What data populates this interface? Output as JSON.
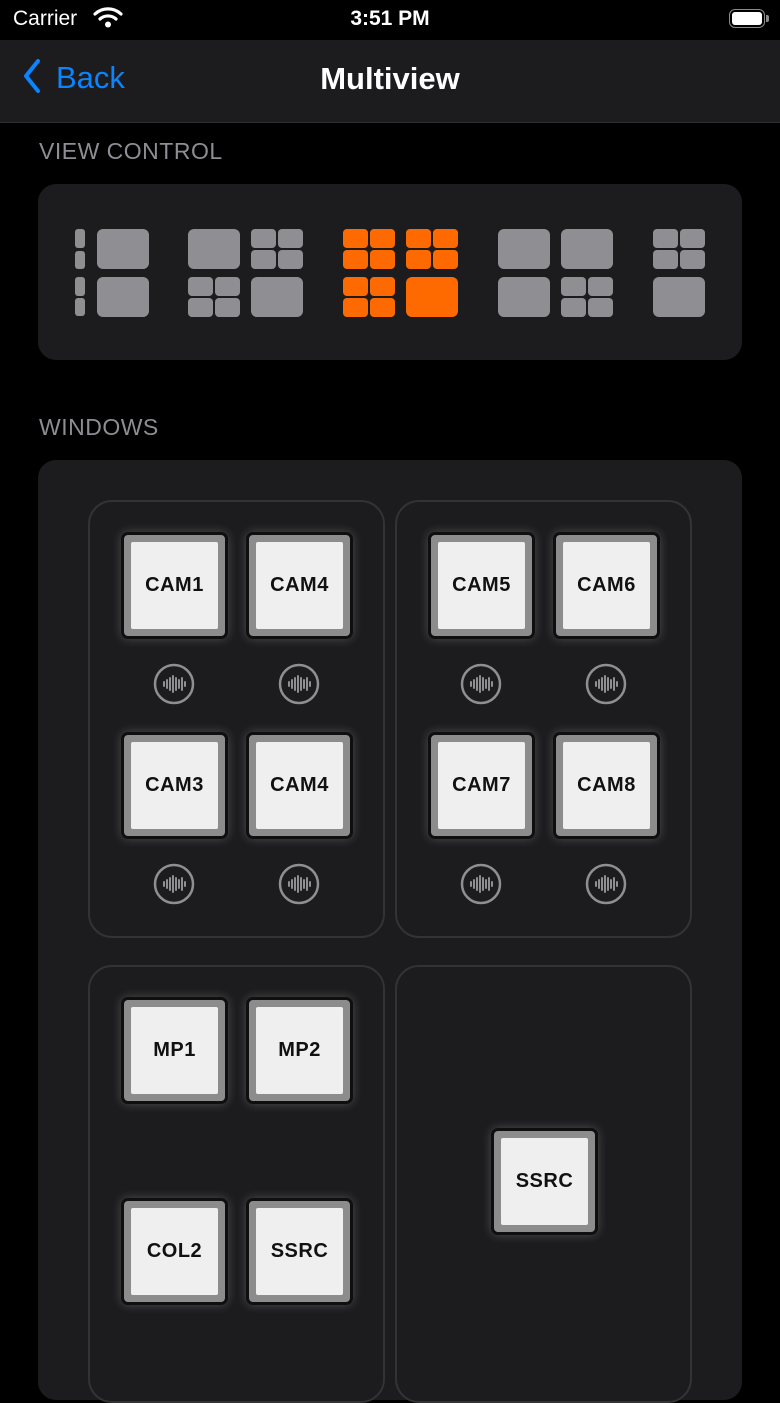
{
  "status": {
    "carrier": "Carrier",
    "time": "3:51 PM"
  },
  "nav": {
    "back_label": "Back",
    "title": "Multiview"
  },
  "sections": {
    "view_control": "VIEW CONTROL",
    "windows": "WINDOWS"
  },
  "view_control": {
    "selected_index": 2,
    "accent_color": "#ff6a00",
    "cell_color": "#8e8e93"
  },
  "windows": {
    "top_left": {
      "buttons": [
        "CAM1",
        "CAM4",
        "CAM3",
        "CAM4"
      ]
    },
    "top_right": {
      "buttons": [
        "CAM5",
        "CAM6",
        "CAM7",
        "CAM8"
      ]
    },
    "bottom_left": {
      "buttons": [
        "MP1",
        "MP2",
        "COL2",
        "SSRC"
      ]
    },
    "bottom_right": {
      "buttons": [
        "SSRC"
      ]
    }
  },
  "icons": {
    "audio": "audio-waveform-icon",
    "back": "chevron-left-icon",
    "wifi": "wifi-icon",
    "battery": "battery-icon"
  }
}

━━━━━━━━━━

_WHAT THE TASK REQUIRES_: Write out the entries above verbatim; the pictures do not belong in your copy.

_COMPLETE RESPONSE_:
What data populates this interface? Output as JSON.
{
  "status": {
    "carrier": "Carrier",
    "time": "3:51 PM"
  },
  "nav": {
    "back_label": "Back",
    "title": "Multiview"
  },
  "sections": {
    "view_control": "VIEW CONTROL",
    "windows": "WINDOWS"
  },
  "view_control": {
    "selected_index": 2,
    "accent_color": "#ff6a00",
    "cell_color": "#8e8e93"
  },
  "windows": {
    "top_left": {
      "buttons": [
        "CAM1",
        "CAM4",
        "CAM3",
        "CAM4"
      ]
    },
    "top_right": {
      "buttons": [
        "CAM5",
        "CAM6",
        "CAM7",
        "CAM8"
      ]
    },
    "bottom_left": {
      "buttons": [
        "MP1",
        "MP2",
        "COL2",
        "SSRC"
      ]
    },
    "bottom_right": {
      "buttons": [
        "SSRC"
      ]
    }
  },
  "icons": {
    "audio": "audio-waveform-icon",
    "back": "chevron-left-icon",
    "wifi": "wifi-icon",
    "battery": "battery-icon"
  }
}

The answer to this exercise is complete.